WHAT THE TASK REQUIRES: Locate the word "เสมอ" in the entries below, then gather every line that holds it.

A block of data
------------------------
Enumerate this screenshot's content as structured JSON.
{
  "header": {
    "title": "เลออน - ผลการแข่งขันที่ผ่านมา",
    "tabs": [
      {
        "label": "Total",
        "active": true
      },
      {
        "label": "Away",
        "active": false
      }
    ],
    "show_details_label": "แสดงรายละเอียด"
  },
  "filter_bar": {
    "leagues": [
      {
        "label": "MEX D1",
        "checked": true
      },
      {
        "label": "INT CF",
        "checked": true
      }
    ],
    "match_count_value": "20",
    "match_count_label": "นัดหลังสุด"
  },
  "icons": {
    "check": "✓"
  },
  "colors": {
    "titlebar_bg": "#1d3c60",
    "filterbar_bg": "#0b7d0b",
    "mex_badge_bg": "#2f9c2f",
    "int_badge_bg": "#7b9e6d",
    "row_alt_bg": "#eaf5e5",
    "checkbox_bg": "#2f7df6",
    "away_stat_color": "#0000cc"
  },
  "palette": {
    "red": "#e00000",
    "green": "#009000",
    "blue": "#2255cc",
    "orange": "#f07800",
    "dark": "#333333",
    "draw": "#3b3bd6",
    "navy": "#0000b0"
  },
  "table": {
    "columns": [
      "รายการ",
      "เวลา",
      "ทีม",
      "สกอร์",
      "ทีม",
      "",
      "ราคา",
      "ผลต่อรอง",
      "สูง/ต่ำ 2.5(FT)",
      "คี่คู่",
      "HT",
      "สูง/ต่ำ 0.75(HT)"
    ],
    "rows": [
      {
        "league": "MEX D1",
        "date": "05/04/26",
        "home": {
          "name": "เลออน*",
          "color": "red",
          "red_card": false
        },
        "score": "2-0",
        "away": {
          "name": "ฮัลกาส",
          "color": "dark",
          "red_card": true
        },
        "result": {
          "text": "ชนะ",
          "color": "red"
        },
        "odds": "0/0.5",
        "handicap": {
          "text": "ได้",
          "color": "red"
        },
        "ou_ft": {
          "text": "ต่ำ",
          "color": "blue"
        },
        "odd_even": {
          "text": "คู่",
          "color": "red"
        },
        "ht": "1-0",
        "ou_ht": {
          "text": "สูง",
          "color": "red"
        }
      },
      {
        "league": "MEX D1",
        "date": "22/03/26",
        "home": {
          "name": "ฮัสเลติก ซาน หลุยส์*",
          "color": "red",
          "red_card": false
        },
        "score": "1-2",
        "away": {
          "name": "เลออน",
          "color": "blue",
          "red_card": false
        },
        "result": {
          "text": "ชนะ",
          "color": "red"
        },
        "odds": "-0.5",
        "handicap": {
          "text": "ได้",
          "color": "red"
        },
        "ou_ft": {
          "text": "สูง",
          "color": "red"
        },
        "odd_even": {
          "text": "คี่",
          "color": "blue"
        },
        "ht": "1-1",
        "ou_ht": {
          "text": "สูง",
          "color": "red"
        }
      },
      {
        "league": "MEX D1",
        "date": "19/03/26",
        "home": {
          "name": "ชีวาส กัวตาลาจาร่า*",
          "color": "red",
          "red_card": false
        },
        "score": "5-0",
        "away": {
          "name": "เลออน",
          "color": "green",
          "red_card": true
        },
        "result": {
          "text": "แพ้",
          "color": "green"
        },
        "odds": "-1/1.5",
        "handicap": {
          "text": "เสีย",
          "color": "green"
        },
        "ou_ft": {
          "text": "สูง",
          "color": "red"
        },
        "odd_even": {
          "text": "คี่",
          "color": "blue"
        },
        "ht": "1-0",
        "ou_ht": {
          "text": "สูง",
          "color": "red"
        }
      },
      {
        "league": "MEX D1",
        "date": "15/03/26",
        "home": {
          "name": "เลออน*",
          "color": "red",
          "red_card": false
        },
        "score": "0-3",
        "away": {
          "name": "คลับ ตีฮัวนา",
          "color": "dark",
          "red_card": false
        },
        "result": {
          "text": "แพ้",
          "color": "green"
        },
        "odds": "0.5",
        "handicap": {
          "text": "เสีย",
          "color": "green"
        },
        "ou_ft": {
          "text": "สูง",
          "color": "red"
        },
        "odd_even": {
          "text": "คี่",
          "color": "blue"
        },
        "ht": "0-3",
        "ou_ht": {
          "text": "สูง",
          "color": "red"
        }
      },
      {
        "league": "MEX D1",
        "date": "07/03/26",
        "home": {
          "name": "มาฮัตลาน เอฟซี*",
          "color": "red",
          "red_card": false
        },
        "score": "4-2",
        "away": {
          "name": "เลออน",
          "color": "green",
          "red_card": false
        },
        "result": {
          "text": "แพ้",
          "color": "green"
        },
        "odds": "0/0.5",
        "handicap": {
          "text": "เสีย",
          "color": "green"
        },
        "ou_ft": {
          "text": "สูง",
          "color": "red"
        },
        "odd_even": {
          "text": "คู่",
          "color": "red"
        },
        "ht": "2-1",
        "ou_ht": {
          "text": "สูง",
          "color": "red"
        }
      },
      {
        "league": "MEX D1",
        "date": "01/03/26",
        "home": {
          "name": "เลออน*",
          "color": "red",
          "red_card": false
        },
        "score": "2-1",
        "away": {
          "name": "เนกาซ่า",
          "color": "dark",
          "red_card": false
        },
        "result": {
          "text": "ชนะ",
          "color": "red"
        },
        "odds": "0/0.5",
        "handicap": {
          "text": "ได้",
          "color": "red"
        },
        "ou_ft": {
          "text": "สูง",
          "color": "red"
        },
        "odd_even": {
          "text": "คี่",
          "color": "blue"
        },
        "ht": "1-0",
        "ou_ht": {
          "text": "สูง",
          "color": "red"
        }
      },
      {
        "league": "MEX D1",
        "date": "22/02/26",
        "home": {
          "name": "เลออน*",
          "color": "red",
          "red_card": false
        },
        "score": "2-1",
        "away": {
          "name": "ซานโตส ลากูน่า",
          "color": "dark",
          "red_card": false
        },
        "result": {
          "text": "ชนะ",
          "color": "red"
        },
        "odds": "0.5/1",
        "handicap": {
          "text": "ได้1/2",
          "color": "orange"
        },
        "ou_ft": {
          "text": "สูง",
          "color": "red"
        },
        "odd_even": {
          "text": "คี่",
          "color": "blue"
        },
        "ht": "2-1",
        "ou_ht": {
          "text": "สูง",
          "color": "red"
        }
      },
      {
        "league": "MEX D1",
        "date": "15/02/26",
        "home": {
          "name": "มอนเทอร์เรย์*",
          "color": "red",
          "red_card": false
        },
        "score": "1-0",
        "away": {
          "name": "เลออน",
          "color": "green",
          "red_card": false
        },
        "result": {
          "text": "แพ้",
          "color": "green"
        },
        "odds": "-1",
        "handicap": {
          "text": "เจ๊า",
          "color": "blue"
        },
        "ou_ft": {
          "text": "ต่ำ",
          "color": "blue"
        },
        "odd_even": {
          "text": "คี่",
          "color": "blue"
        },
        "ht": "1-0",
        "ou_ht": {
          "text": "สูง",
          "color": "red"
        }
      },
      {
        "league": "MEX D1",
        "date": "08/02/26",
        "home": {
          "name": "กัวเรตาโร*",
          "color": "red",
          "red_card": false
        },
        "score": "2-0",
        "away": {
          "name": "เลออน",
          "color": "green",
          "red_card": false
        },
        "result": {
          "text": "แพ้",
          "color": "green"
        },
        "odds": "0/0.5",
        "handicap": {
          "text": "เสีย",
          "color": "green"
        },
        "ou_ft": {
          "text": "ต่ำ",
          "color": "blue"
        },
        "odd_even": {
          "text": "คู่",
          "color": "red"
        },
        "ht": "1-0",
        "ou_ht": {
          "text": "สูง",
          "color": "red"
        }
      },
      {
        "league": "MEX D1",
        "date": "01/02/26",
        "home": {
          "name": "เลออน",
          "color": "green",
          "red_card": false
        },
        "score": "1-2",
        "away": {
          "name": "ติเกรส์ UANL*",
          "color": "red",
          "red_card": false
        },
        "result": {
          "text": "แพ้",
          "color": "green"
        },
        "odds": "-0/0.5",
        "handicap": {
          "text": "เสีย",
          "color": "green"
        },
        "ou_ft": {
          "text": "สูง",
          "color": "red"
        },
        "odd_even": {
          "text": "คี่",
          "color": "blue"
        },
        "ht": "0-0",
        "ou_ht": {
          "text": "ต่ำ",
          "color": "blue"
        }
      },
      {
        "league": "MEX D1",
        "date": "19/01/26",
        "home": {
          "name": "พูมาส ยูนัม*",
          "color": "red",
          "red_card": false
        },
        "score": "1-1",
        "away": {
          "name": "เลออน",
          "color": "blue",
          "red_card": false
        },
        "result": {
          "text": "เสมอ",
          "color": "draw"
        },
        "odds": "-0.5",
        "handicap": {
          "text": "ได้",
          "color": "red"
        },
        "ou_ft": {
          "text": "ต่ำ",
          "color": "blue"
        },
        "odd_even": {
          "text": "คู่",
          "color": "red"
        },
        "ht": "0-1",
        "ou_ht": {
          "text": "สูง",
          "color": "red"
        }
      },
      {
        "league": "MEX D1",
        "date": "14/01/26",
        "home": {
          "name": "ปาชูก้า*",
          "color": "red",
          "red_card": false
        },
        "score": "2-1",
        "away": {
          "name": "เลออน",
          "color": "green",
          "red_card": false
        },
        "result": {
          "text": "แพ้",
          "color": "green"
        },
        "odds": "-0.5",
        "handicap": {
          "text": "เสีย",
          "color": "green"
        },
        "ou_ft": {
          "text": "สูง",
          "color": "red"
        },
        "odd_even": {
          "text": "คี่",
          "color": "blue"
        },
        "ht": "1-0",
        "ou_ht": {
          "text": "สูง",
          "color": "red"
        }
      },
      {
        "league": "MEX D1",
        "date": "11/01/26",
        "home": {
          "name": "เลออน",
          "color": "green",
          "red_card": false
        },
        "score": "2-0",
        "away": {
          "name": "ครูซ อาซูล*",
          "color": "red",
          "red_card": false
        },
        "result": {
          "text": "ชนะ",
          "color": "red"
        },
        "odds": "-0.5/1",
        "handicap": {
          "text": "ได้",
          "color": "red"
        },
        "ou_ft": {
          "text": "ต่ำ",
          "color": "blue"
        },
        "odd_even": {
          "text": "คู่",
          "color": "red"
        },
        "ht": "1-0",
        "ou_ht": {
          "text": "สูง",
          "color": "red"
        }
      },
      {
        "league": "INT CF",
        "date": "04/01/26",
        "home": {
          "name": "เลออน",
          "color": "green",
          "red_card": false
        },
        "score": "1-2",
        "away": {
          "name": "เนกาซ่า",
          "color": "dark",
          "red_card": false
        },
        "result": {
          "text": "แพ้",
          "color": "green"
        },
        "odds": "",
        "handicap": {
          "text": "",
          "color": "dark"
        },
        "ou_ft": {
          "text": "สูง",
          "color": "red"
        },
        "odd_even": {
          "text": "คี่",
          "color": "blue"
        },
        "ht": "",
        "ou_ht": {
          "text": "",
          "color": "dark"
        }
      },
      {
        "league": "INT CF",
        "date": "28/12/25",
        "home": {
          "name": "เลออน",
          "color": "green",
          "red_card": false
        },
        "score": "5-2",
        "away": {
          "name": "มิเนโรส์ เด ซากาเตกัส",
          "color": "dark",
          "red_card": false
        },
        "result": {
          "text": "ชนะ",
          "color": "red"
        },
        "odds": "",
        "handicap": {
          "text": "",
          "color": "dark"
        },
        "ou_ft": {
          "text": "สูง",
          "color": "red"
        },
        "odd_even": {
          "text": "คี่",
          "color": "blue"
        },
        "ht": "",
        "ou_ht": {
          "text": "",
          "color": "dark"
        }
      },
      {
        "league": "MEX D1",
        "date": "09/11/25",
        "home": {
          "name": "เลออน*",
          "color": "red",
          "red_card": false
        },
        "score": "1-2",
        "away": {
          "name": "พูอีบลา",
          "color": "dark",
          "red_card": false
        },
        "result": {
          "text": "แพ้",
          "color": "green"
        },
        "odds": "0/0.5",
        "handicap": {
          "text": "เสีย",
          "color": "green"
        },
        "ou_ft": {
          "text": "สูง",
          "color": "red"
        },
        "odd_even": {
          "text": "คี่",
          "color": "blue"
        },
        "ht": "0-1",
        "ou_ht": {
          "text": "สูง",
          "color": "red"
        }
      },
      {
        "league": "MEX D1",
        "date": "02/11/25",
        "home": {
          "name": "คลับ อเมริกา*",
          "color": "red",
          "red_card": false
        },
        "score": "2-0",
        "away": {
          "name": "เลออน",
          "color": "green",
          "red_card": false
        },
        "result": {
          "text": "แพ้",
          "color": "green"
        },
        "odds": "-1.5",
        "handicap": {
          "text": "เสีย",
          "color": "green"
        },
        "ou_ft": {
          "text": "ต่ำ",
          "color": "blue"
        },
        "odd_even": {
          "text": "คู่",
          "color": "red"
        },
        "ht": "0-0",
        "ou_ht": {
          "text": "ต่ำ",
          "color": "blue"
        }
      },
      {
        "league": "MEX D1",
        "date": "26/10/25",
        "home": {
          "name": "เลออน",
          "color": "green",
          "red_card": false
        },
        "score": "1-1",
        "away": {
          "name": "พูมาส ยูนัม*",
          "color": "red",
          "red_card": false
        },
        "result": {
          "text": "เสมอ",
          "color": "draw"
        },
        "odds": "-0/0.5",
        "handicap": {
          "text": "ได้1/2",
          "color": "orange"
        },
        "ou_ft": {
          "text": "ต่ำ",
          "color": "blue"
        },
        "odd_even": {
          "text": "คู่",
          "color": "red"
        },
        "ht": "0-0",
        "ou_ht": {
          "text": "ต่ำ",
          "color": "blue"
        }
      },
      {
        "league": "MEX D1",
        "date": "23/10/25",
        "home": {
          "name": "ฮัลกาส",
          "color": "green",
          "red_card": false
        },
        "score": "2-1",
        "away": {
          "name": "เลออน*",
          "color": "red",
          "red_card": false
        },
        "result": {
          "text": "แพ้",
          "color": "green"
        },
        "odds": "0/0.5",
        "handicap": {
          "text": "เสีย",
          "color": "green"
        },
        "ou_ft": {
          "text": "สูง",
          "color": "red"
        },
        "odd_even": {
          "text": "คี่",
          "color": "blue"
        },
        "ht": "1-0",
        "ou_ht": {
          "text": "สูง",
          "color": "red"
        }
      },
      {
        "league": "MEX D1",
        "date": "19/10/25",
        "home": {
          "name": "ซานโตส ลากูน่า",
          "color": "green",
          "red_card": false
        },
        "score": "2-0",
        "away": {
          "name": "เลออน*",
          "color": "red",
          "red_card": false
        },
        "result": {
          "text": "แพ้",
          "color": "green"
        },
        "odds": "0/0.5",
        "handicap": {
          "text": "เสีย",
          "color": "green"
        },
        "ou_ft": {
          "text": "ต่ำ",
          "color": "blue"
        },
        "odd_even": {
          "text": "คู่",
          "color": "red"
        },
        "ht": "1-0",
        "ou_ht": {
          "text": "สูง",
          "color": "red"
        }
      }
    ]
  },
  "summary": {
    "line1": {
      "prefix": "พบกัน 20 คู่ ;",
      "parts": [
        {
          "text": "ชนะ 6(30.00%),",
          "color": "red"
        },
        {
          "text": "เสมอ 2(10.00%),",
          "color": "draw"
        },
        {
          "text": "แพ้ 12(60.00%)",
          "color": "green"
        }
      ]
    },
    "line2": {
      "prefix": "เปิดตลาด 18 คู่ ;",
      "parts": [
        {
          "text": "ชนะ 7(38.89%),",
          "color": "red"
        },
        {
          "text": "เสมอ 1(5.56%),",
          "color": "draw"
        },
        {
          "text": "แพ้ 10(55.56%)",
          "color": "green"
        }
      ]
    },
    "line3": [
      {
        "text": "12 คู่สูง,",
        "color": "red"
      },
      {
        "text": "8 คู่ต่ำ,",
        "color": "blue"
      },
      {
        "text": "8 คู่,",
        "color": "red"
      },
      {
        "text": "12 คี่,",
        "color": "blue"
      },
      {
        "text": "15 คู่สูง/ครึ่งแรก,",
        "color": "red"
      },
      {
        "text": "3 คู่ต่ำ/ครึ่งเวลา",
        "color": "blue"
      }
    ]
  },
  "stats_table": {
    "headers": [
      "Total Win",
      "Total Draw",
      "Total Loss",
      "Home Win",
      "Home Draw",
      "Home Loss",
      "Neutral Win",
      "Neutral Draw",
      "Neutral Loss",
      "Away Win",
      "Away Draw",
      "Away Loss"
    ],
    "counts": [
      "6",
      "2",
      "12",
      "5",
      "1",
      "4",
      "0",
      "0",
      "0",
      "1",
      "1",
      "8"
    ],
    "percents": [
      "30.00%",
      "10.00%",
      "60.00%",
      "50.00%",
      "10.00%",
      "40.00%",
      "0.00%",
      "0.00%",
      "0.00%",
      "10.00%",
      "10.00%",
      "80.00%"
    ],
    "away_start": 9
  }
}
------------------------
RESULT OF THIS EXERCISE:
          "text": "เสมอ",
          "text": "เสมอ",
          "text": "เสมอ 2(10.00%),",
          "text": "เสมอ 1(5.56%),",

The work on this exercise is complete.